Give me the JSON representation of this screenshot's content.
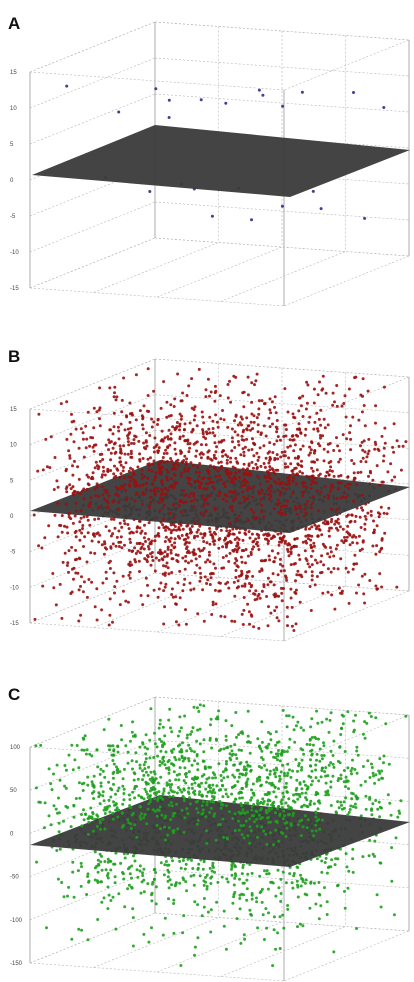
{
  "figure": {
    "panels": [
      {
        "label": "A"
      },
      {
        "label": "B"
      },
      {
        "label": "C"
      }
    ]
  },
  "chart_data": [
    {
      "type": "scatter",
      "subtype": "3d-scatter-with-plane",
      "panel": "A",
      "point_color": "#2b2b8c",
      "plane_color": "#3a3a3a",
      "grid": true,
      "yticks": [
        "15",
        "10",
        "5",
        "0",
        "-5",
        "-10",
        "-15"
      ],
      "zlim": [
        -15,
        15
      ],
      "points": [
        {
          "x": 0.12,
          "y": 0.05,
          "z": 13.0
        },
        {
          "x": 0.3,
          "y": 0.1,
          "z": 9.5
        },
        {
          "x": 0.45,
          "y": 0.2,
          "z": 10.8
        },
        {
          "x": 0.6,
          "y": 0.15,
          "z": 11.6
        },
        {
          "x": 0.78,
          "y": 0.25,
          "z": 12.7
        },
        {
          "x": 0.9,
          "y": 0.35,
          "z": 12.0
        },
        {
          "x": 0.72,
          "y": 0.4,
          "z": 10.8
        },
        {
          "x": 0.5,
          "y": 0.55,
          "z": 8.1
        },
        {
          "x": 0.4,
          "y": 0.3,
          "z": 7.6
        },
        {
          "x": 0.2,
          "y": 0.6,
          "z": 9.0
        },
        {
          "x": 0.65,
          "y": 0.7,
          "z": 7.0
        },
        {
          "x": 0.88,
          "y": 0.8,
          "z": 8.8
        },
        {
          "x": 0.95,
          "y": 0.9,
          "z": 6.2
        },
        {
          "x": 0.15,
          "y": 0.3,
          "z": -1.4
        },
        {
          "x": 0.25,
          "y": 0.45,
          "z": -4.1
        },
        {
          "x": 0.35,
          "y": 0.5,
          "z": -3.2
        },
        {
          "x": 0.45,
          "y": 0.4,
          "z": -2.9
        },
        {
          "x": 0.55,
          "y": 0.55,
          "z": -3.6
        },
        {
          "x": 0.7,
          "y": 0.35,
          "z": -6.2
        },
        {
          "x": 0.82,
          "y": 0.6,
          "z": -3.7
        },
        {
          "x": 0.9,
          "y": 0.5,
          "z": -5.2
        },
        {
          "x": 0.6,
          "y": 0.8,
          "z": -7.7
        },
        {
          "x": 0.3,
          "y": 0.85,
          "z": -10.2
        },
        {
          "x": 0.85,
          "y": 0.95,
          "z": -9.8
        }
      ]
    },
    {
      "type": "scatter",
      "subtype": "3d-scatter-with-plane",
      "panel": "B",
      "point_color": "#9a1010",
      "plane_color": "#3a3a3a",
      "grid": true,
      "yticks": [
        "15",
        "10",
        "5",
        "0",
        "-5",
        "-10",
        "-15"
      ],
      "zlim": [
        -15,
        15
      ],
      "distribution": {
        "n_points": 2400,
        "x_range": [
          0,
          1
        ],
        "y_range": [
          0,
          1
        ],
        "z_mean": 0,
        "z_sd": 7.5
      }
    },
    {
      "type": "scatter",
      "subtype": "3d-scatter-with-plane",
      "panel": "C",
      "point_color": "#1fa01f",
      "plane_color": "#3a3a3a",
      "grid": true,
      "yticks": [
        "100",
        "50",
        "0",
        "-50",
        "-100",
        "-150"
      ],
      "zlim": [
        -150,
        100
      ],
      "distribution": {
        "n_points": 2000,
        "x_range": [
          0,
          1
        ],
        "y_range": [
          0,
          1
        ],
        "z_mean": 5,
        "z_sd": 55
      }
    }
  ]
}
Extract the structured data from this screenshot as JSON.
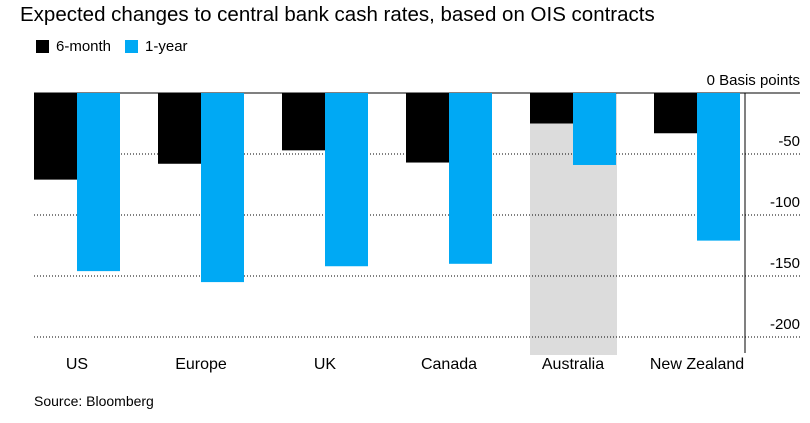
{
  "title": "Expected changes to central bank cash rates, based on OIS contracts",
  "source": "Source: Bloomberg",
  "legend": [
    {
      "label": "6-month",
      "color": "#000000"
    },
    {
      "label": "1-year",
      "color": "#00a9f4"
    }
  ],
  "colors": {
    "highlight_band": "#dcdcdc",
    "grid": "#000000"
  },
  "chart_data": {
    "type": "bar",
    "title": "Expected changes to central bank cash rates, based on OIS contracts",
    "categories": [
      "US",
      "Europe",
      "UK",
      "Canada",
      "Australia",
      "New Zealand"
    ],
    "series": [
      {
        "name": "6-month",
        "values": [
          -71,
          -58,
          -47,
          -57,
          -25,
          -33
        ]
      },
      {
        "name": "1-year",
        "values": [
          -146,
          -155,
          -142,
          -140,
          -59,
          -121
        ]
      }
    ],
    "highlighted_category": "Australia",
    "ylabel": "Basis points",
    "ylim": [
      -200,
      0
    ],
    "yticks": [
      {
        "value": 0,
        "label": "0 Basis points"
      },
      {
        "value": -50,
        "label": "-50"
      },
      {
        "value": -100,
        "label": "-100"
      },
      {
        "value": -150,
        "label": "-150"
      },
      {
        "value": -200,
        "label": "-200"
      }
    ],
    "grid": true,
    "legend_position": "top-left"
  }
}
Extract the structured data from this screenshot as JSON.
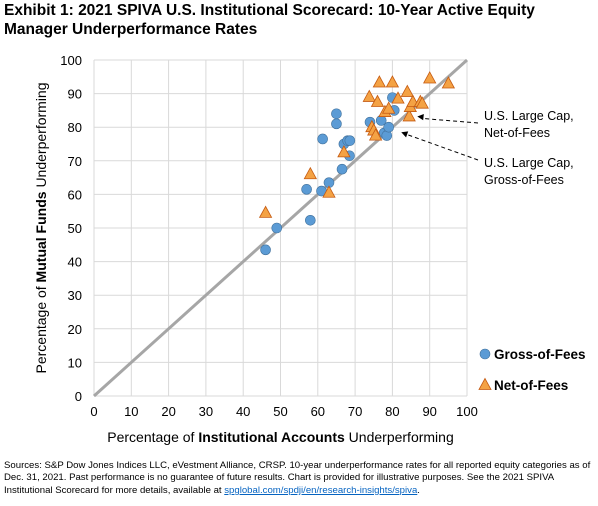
{
  "title": "Exhibit 1: 2021 SPIVA U.S. Institutional Scorecard: 10-Year Active Equity Manager Underperformance Rates",
  "footer": {
    "text1": "Sources: S&P Dow Jones Indices LLC, eVestment Alliance, CRSP. 10-year underperformance rates for all reported equity categories as of Dec. 31, 2021. Past performance is no guarantee of future results. Chart is provided for illustrative purposes. See the 2021 SPIVA Institutional Scorecard for more details, available at ",
    "link": "spglobal.com/spdji/en/research-insights/spiva",
    "text2": "."
  },
  "colors": {
    "gross": "#5b9bd5",
    "net": "#f4a244",
    "diagonal": "#a6a6a6",
    "grid": "#d9d9d9"
  },
  "chart_data": {
    "type": "scatter",
    "xlabel": {
      "pre": "Percentage of ",
      "bold": "Institutional Accounts",
      "post": " Underperforming"
    },
    "ylabel": {
      "pre": "Percentage of ",
      "bold": "Mutual Funds",
      "post": " Underperforming"
    },
    "xlim": [
      0,
      100
    ],
    "ylim": [
      0,
      100
    ],
    "xticks": [
      0,
      10,
      20,
      30,
      40,
      50,
      60,
      70,
      80,
      90,
      100
    ],
    "yticks": [
      0,
      10,
      20,
      30,
      40,
      50,
      60,
      70,
      80,
      90,
      100
    ],
    "grid": true,
    "diagonal": [
      [
        0,
        0
      ],
      [
        100,
        100
      ]
    ],
    "series": [
      {
        "name": "Gross-of-Fees",
        "marker": "circle",
        "points": [
          [
            46,
            43.5
          ],
          [
            49,
            50
          ],
          [
            57,
            61.5
          ],
          [
            58,
            52.3
          ],
          [
            61,
            61
          ],
          [
            61.3,
            76.5
          ],
          [
            63,
            63.5
          ],
          [
            65,
            84
          ],
          [
            65,
            81
          ],
          [
            66.5,
            67.5
          ],
          [
            67,
            75
          ],
          [
            68,
            76
          ],
          [
            68.5,
            71.5
          ],
          [
            68.6,
            76
          ],
          [
            74,
            81.5
          ],
          [
            77,
            82
          ],
          [
            77.8,
            78.3
          ],
          [
            78.5,
            77.5
          ],
          [
            79,
            80
          ],
          [
            80,
            88.8
          ],
          [
            80.5,
            85
          ]
        ]
      },
      {
        "name": "Net-of-Fees",
        "marker": "triangle",
        "points": [
          [
            46,
            54.5
          ],
          [
            58,
            66
          ],
          [
            63,
            60.5
          ],
          [
            67,
            72.5
          ],
          [
            73.8,
            89
          ],
          [
            74.5,
            80
          ],
          [
            75,
            79
          ],
          [
            75.5,
            77.5
          ],
          [
            76,
            87.5
          ],
          [
            76.5,
            93.3
          ],
          [
            78,
            84.5
          ],
          [
            79,
            85.5
          ],
          [
            80,
            93.3
          ],
          [
            81.5,
            88.5
          ],
          [
            84,
            90.5
          ],
          [
            84.5,
            83.2
          ],
          [
            84.8,
            86
          ],
          [
            85.5,
            87.5
          ],
          [
            87.5,
            87.5
          ],
          [
            88,
            87
          ],
          [
            90,
            94.5
          ],
          [
            95,
            93
          ]
        ]
      }
    ],
    "annotations": [
      {
        "lines": [
          "U.S. Large Cap,",
          "Net-of-Fees"
        ],
        "target": [
          84.8,
          83.2
        ]
      },
      {
        "lines": [
          "U.S. Large Cap,",
          "Gross-of-Fees"
        ],
        "target": [
          80.5,
          78.5
        ]
      }
    ],
    "legend": {
      "placement": "right"
    }
  }
}
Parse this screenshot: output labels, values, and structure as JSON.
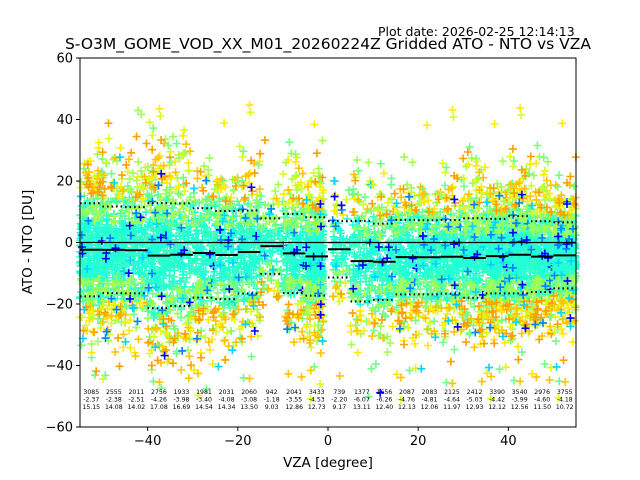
{
  "plot_date": "Plot date: 2026-02-25 12:14:13",
  "colors": {
    "palette": [
      "#40ffb7",
      "#20ffd7",
      "#70ff87",
      "#a0ff57",
      "#d7ff20",
      "#ffeb00",
      "#ffc400",
      "#ff9f00",
      "#00d4ff",
      "#0080ff",
      "#0000ff"
    ],
    "mean_line": "#000000",
    "zero_line": "#000000"
  },
  "chart_data": {
    "type": "scatter",
    "title": "S-O3M_GOME_VOD_XX_M01_20260224Z Gridded ATO - NTO vs VZA",
    "xlabel": "VZA [degree]",
    "ylabel": "ATO - NTO [DU]",
    "xlim": [
      -55,
      55
    ],
    "ylim": [
      -60,
      60
    ],
    "xticks": [
      -40,
      -20,
      0,
      20,
      40
    ],
    "yticks": [
      -60,
      -40,
      -20,
      0,
      20,
      40,
      60
    ],
    "marker": "+",
    "bins": [
      {
        "center": -52.5,
        "count": "3085",
        "mean": "-2.37",
        "std": "15.15"
      },
      {
        "center": -47.5,
        "count": "2555",
        "mean": "-2.38",
        "std": "14.08"
      },
      {
        "center": -42.5,
        "count": "2011",
        "mean": "-2.51",
        "std": "14.02"
      },
      {
        "center": -37.5,
        "count": "2756",
        "mean": "-4.26",
        "std": "17.08"
      },
      {
        "center": -32.5,
        "count": "1933",
        "mean": "-3.98",
        "std": "16.69"
      },
      {
        "center": -27.5,
        "count": "1981",
        "mean": "-3.40",
        "std": "14.54"
      },
      {
        "center": -22.5,
        "count": "2031",
        "mean": "-4.08",
        "std": "14.34"
      },
      {
        "center": -17.5,
        "count": "2060",
        "mean": "-3.08",
        "std": "13.50"
      },
      {
        "center": -12.5,
        "count": "942",
        "mean": "-1.18",
        "std": "9.03"
      },
      {
        "center": -7.5,
        "count": "2041",
        "mean": "-3.55",
        "std": "12.86"
      },
      {
        "center": -2.5,
        "count": "3433",
        "mean": "-4.53",
        "std": "12.73"
      },
      {
        "center": 2.5,
        "count": "739",
        "mean": "-2.20",
        "std": "9.17"
      },
      {
        "center": 7.5,
        "count": "1377",
        "mean": "-6.07",
        "std": "13.11"
      },
      {
        "center": 12.5,
        "count": "1656",
        "mean": "-6.26",
        "std": "12.40"
      },
      {
        "center": 17.5,
        "count": "2087",
        "mean": "-4.76",
        "std": "12.13"
      },
      {
        "center": 22.5,
        "count": "2083",
        "mean": "-4.81",
        "std": "12.06"
      },
      {
        "center": 27.5,
        "count": "2125",
        "mean": "-4.64",
        "std": "11.97"
      },
      {
        "center": 32.5,
        "count": "2412",
        "mean": "-5.03",
        "std": "12.93"
      },
      {
        "center": 37.5,
        "count": "3390",
        "mean": "-4.42",
        "std": "12.12"
      },
      {
        "center": 42.5,
        "count": "3540",
        "mean": "-3.99",
        "std": "12.56"
      },
      {
        "center": 47.5,
        "count": "2976",
        "mean": "-4.60",
        "std": "11.50"
      },
      {
        "center": 52.5,
        "count": "3755",
        "mean": "-4.18",
        "std": "10.72"
      }
    ]
  }
}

> **Work to be completed**: Using the entries above, find all lines with "bank". Copy them.

> **Task result**:
  "title": "Expected changes to central bank cash rates, based on OIS contracts",
    "title": "Expected changes to central bank cash rates, based on OIS contracts",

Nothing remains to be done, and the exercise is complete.